AIM OF THE TASK
Copy each line in which the string "Projection" occurs.

◇ ◇ ◇

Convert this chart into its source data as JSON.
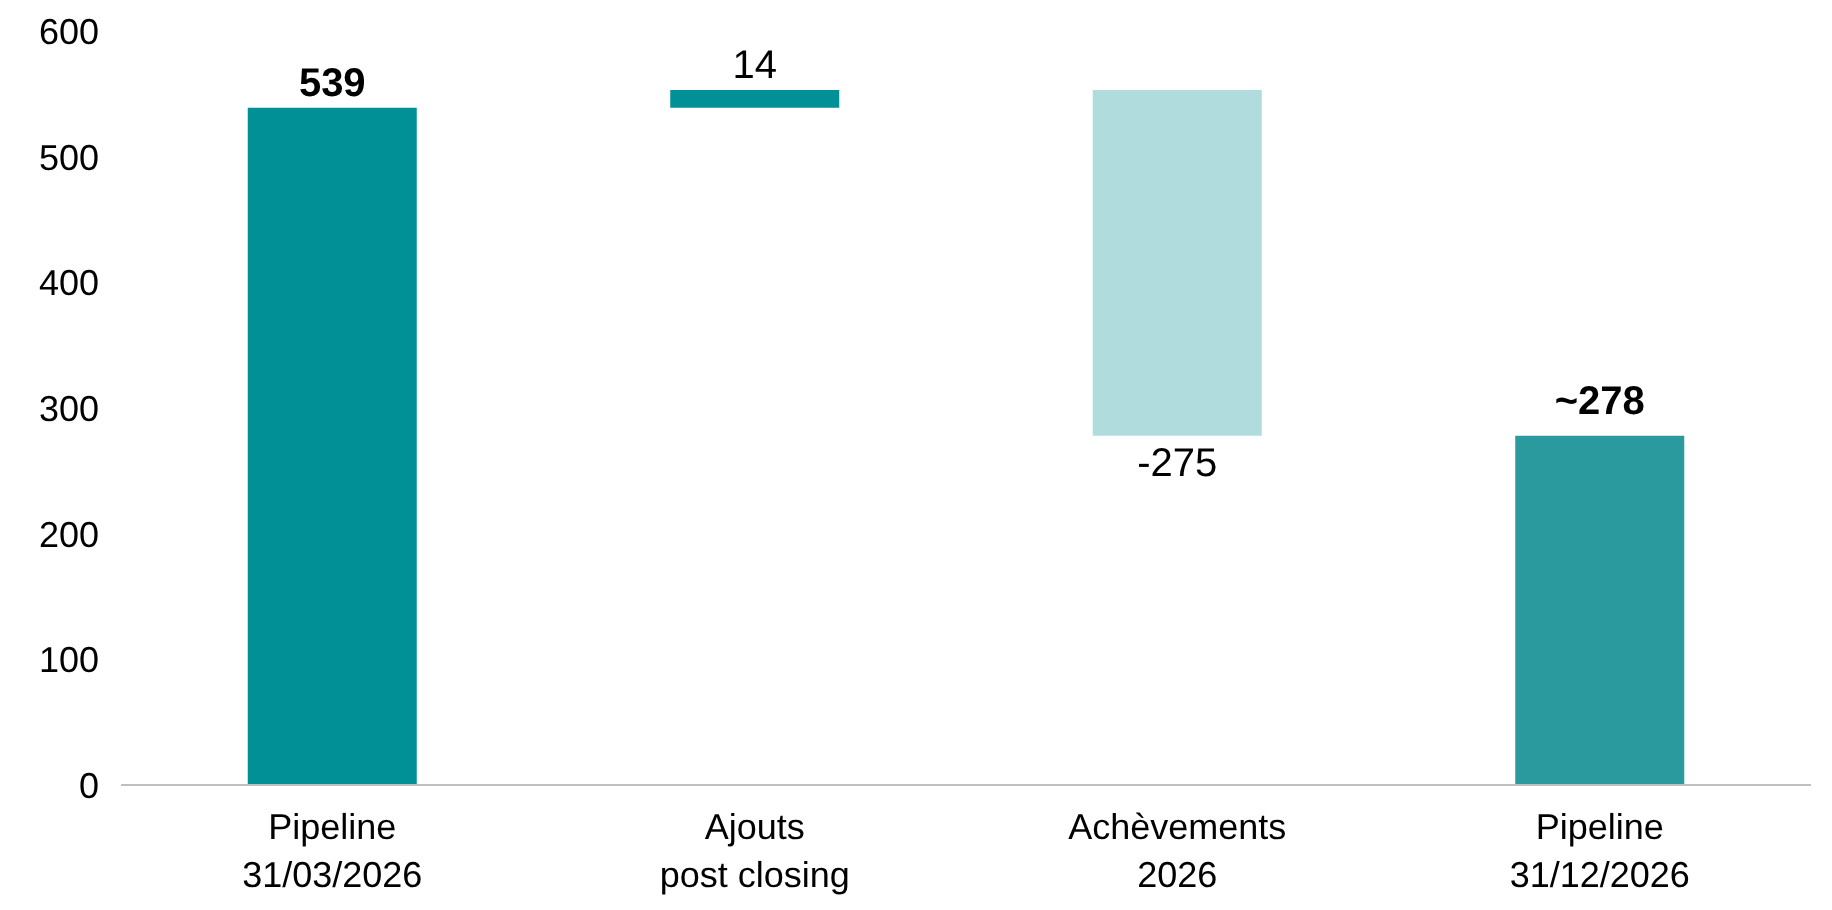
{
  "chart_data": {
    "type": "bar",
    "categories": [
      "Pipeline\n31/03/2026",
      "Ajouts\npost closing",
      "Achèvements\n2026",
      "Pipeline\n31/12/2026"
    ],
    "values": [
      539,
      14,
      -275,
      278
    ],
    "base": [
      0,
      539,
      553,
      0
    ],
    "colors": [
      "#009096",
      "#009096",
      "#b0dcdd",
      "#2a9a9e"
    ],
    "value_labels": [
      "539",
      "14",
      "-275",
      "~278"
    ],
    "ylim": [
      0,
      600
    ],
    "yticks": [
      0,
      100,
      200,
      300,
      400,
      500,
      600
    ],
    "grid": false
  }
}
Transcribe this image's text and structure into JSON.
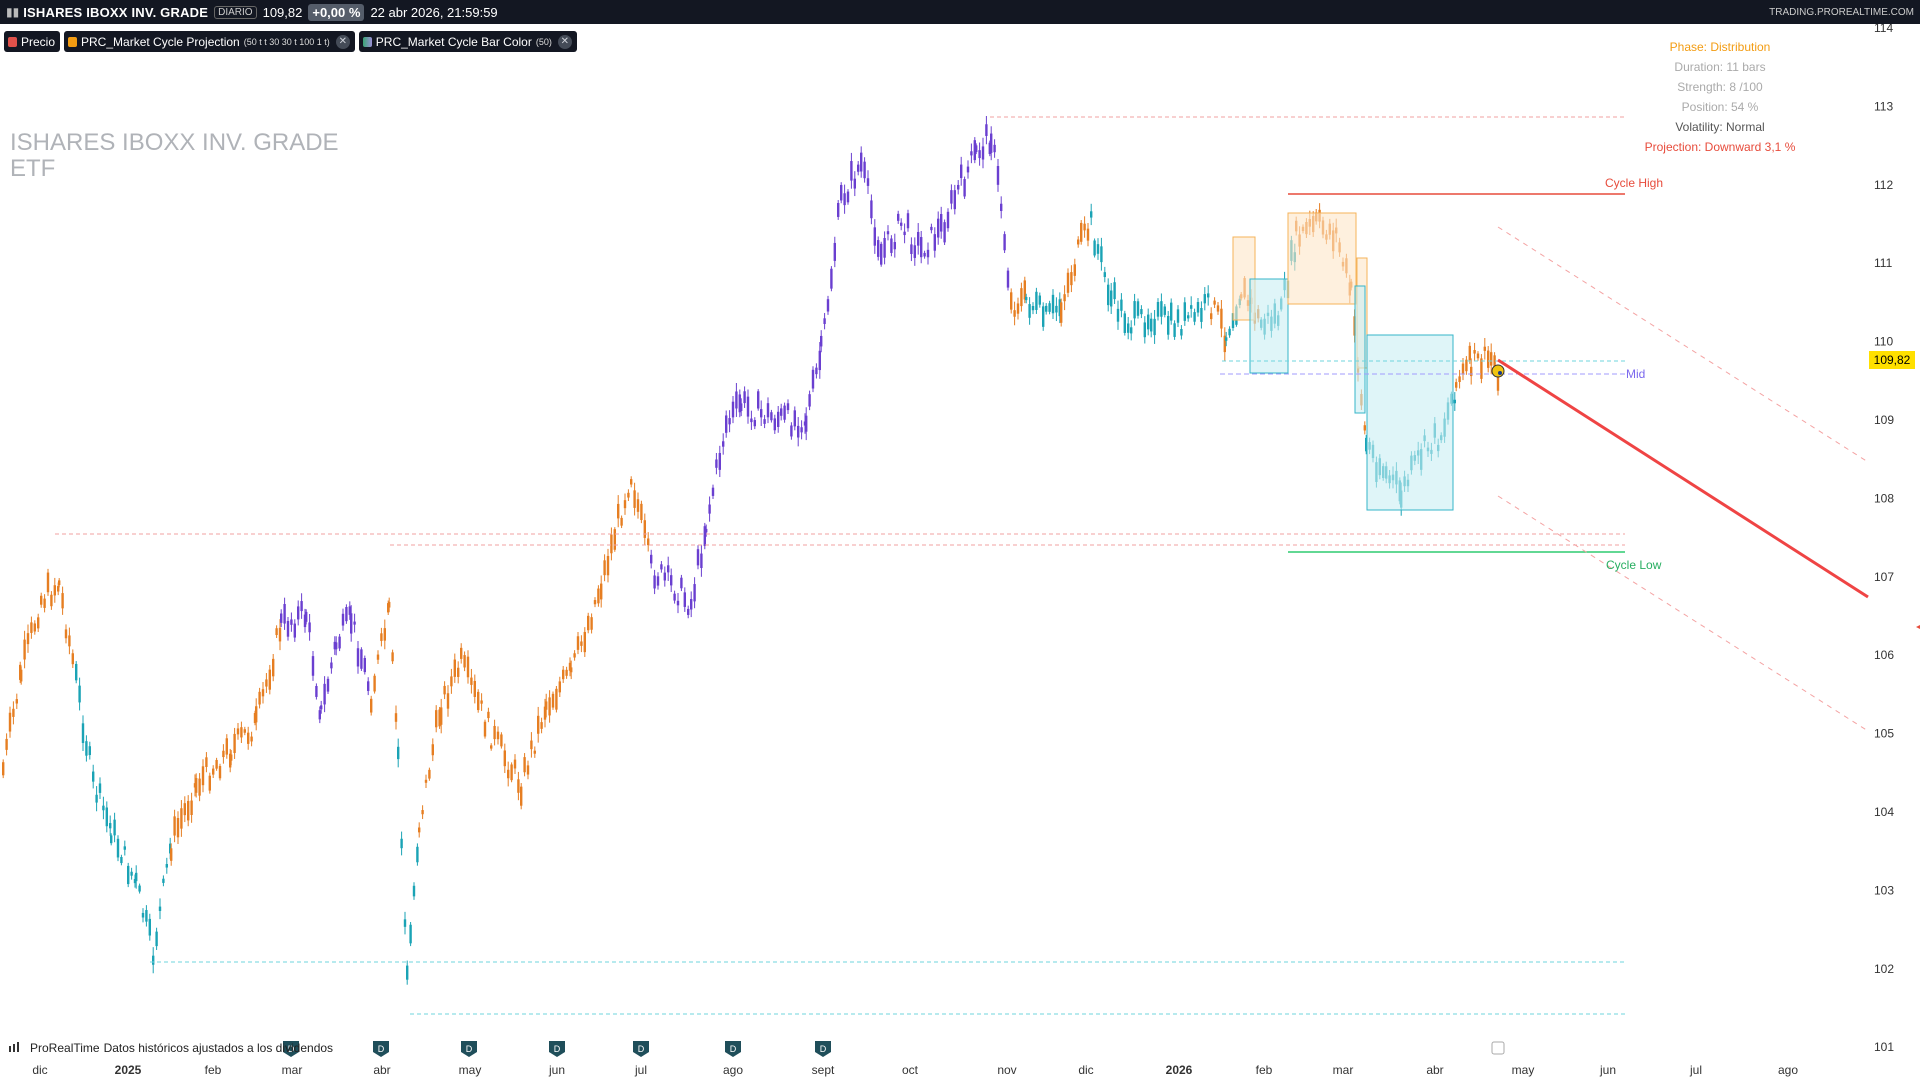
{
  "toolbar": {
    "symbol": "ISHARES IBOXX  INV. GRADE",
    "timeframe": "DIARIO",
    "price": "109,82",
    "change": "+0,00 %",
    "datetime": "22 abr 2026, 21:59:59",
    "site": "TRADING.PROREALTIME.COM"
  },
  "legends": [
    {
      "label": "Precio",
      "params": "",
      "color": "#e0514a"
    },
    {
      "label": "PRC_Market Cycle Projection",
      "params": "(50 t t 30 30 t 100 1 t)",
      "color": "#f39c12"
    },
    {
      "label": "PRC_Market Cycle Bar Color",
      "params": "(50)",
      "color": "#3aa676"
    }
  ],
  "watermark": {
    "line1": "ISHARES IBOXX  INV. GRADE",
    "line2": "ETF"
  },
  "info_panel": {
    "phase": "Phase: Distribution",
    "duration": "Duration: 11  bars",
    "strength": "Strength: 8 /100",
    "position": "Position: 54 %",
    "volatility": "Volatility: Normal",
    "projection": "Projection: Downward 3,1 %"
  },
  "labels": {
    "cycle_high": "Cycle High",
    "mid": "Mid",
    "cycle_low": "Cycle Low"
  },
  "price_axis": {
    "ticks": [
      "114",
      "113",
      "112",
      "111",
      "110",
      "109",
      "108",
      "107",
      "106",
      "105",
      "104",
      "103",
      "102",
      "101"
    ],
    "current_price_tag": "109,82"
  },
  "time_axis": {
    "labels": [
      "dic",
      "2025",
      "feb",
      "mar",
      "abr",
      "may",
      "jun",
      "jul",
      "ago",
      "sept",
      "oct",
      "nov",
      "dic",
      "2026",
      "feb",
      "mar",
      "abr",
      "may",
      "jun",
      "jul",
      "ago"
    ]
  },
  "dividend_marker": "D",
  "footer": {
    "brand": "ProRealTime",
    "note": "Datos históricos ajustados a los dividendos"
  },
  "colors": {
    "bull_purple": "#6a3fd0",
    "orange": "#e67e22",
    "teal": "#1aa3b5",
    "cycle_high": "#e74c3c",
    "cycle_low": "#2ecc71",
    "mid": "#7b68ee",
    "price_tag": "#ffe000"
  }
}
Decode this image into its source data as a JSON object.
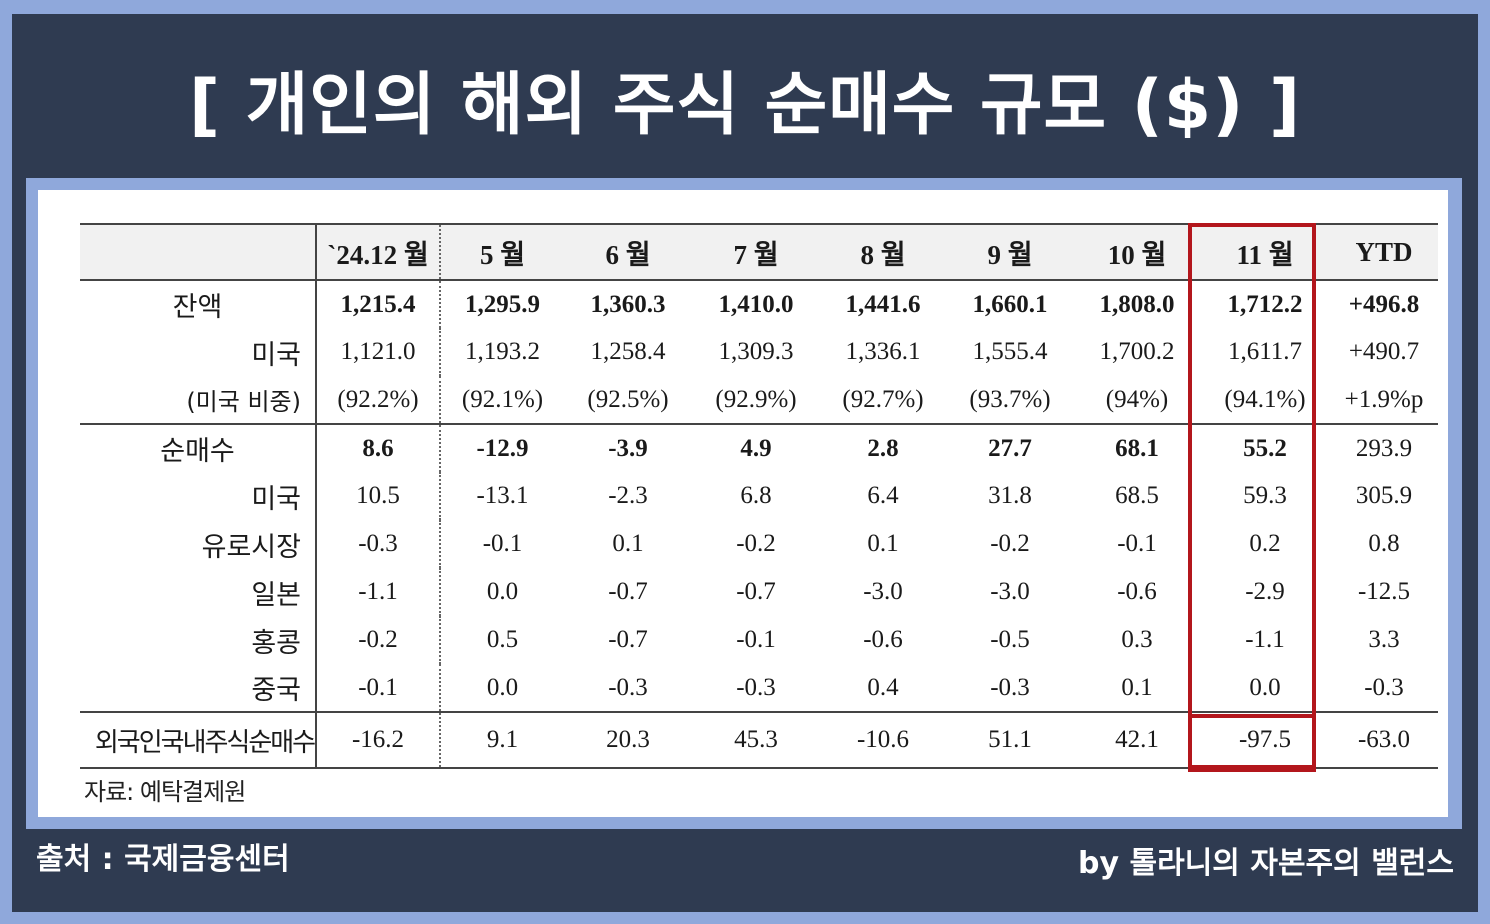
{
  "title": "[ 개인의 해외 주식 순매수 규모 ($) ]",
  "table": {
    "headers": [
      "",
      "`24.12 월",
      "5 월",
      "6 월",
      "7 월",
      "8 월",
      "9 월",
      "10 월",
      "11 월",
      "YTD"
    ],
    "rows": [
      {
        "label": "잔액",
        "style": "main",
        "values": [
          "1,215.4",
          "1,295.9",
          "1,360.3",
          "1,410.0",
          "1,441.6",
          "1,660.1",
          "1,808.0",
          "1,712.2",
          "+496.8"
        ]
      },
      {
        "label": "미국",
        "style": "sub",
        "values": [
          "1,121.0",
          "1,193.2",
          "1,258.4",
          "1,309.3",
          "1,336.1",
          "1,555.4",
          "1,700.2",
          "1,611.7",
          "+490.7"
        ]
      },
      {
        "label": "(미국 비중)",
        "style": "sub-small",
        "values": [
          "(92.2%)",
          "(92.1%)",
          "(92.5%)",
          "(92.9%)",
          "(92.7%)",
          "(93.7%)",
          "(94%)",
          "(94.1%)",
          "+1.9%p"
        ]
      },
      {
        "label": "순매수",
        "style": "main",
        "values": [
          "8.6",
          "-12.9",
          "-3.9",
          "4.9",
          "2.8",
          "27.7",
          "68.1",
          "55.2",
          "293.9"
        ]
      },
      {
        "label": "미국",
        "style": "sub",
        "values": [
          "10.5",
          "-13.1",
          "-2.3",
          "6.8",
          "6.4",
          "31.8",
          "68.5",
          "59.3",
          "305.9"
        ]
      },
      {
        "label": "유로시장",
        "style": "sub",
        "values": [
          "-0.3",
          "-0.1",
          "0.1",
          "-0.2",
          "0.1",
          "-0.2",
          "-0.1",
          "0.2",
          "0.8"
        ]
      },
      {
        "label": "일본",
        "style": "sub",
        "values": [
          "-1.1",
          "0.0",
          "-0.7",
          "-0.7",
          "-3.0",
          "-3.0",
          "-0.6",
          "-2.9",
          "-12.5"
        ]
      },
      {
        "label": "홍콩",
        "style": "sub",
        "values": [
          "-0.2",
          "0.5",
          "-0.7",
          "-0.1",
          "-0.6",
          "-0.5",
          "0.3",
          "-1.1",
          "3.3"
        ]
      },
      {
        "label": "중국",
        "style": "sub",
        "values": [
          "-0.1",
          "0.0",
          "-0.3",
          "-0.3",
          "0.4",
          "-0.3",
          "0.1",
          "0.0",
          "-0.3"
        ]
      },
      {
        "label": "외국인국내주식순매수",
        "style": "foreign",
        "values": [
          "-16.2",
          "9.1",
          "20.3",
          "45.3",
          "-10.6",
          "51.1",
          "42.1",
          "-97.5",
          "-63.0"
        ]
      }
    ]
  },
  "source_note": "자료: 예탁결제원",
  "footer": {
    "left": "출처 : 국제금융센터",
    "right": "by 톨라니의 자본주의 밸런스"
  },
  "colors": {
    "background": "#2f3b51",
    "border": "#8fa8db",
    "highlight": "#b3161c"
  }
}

◇ ◇ ◇

THE ANSWER
      "label": "PRC_Market Cycle Projection",
    "projection": "Projection: Downward 3,1 %"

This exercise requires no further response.